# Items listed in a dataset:
-=-=-=-=-
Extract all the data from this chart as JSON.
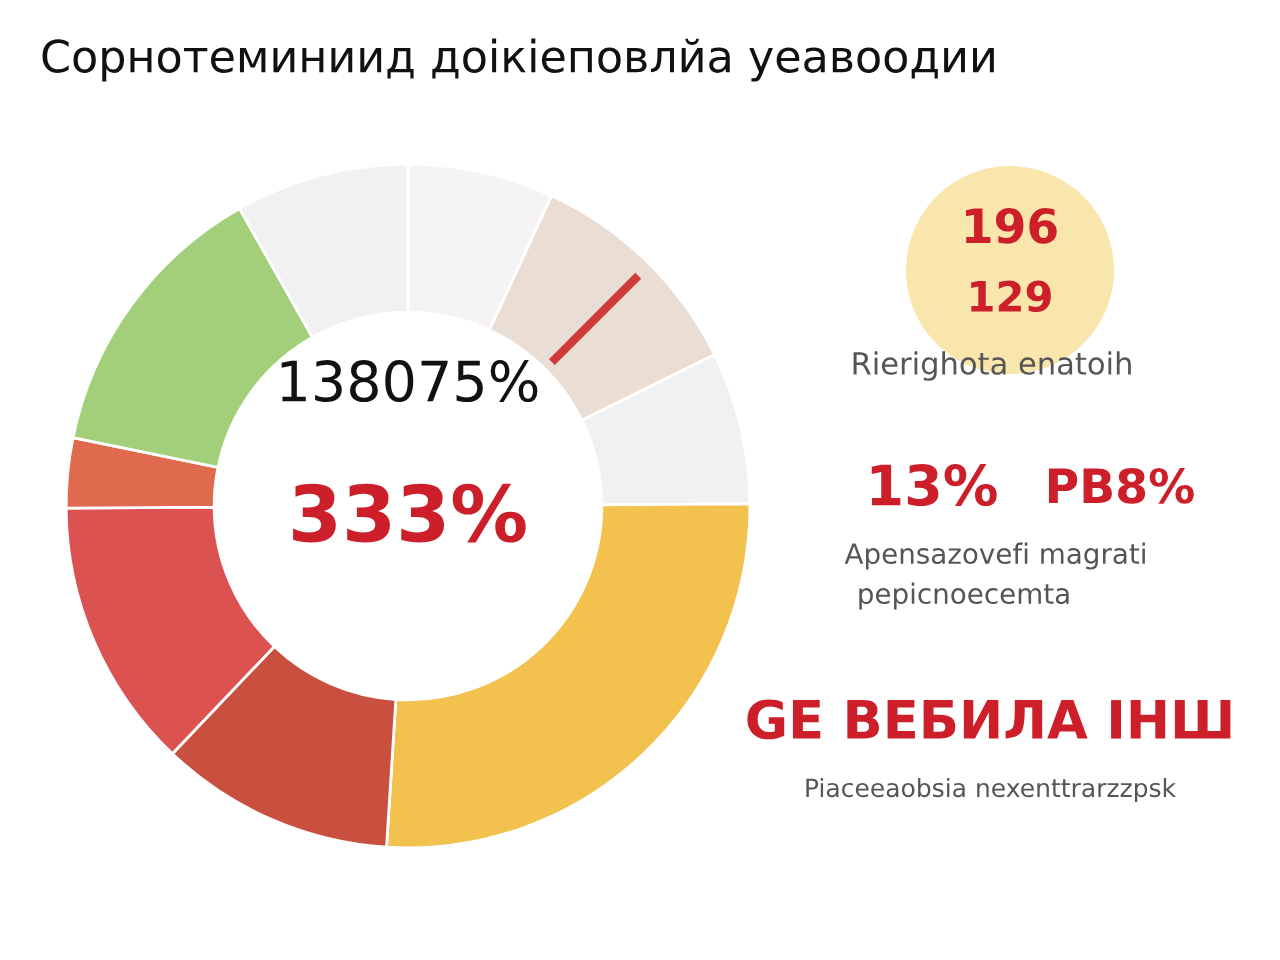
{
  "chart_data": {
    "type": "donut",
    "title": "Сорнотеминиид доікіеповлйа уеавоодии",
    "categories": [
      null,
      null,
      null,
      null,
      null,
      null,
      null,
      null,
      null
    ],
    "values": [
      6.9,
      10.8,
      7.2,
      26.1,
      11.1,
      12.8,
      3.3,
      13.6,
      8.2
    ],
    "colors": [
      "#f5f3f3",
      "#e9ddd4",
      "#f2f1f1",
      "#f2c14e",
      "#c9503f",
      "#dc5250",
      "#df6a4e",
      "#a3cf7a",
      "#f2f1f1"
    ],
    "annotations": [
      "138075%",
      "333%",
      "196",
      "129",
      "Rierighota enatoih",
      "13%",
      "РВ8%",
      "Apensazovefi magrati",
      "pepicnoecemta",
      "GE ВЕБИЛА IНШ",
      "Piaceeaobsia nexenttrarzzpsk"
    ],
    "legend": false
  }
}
-=-=-=-=-
All of the material above should be reproduced exactly, except the pictures.

Extract all the data from this chart as JSON.
{
  "chart_data": {
    "type": "donut",
    "title": "Сорнотеминиид доікіеповлйа уеавоодии",
    "categories": [
      null,
      null,
      null,
      null,
      null,
      null,
      null,
      null,
      null
    ],
    "values": [
      6.9,
      10.8,
      7.2,
      26.1,
      11.1,
      12.8,
      3.3,
      13.6,
      8.2
    ],
    "colors": [
      "#f5f3f3",
      "#e9ddd4",
      "#f2f1f1",
      "#f2c14e",
      "#c9503f",
      "#dc5250",
      "#df6a4e",
      "#a3cf7a",
      "#f2f1f1"
    ],
    "annotations": [
      "138075%",
      "333%",
      "196",
      "129",
      "Rierighota enatoih",
      "13%",
      "РВ8%",
      "Apensazovefi magrati",
      "pepicnoecemta",
      "GE ВЕБИЛА IНШ",
      "Piaceeaobsia nexenttrarzzpsk"
    ],
    "legend": false
  }
}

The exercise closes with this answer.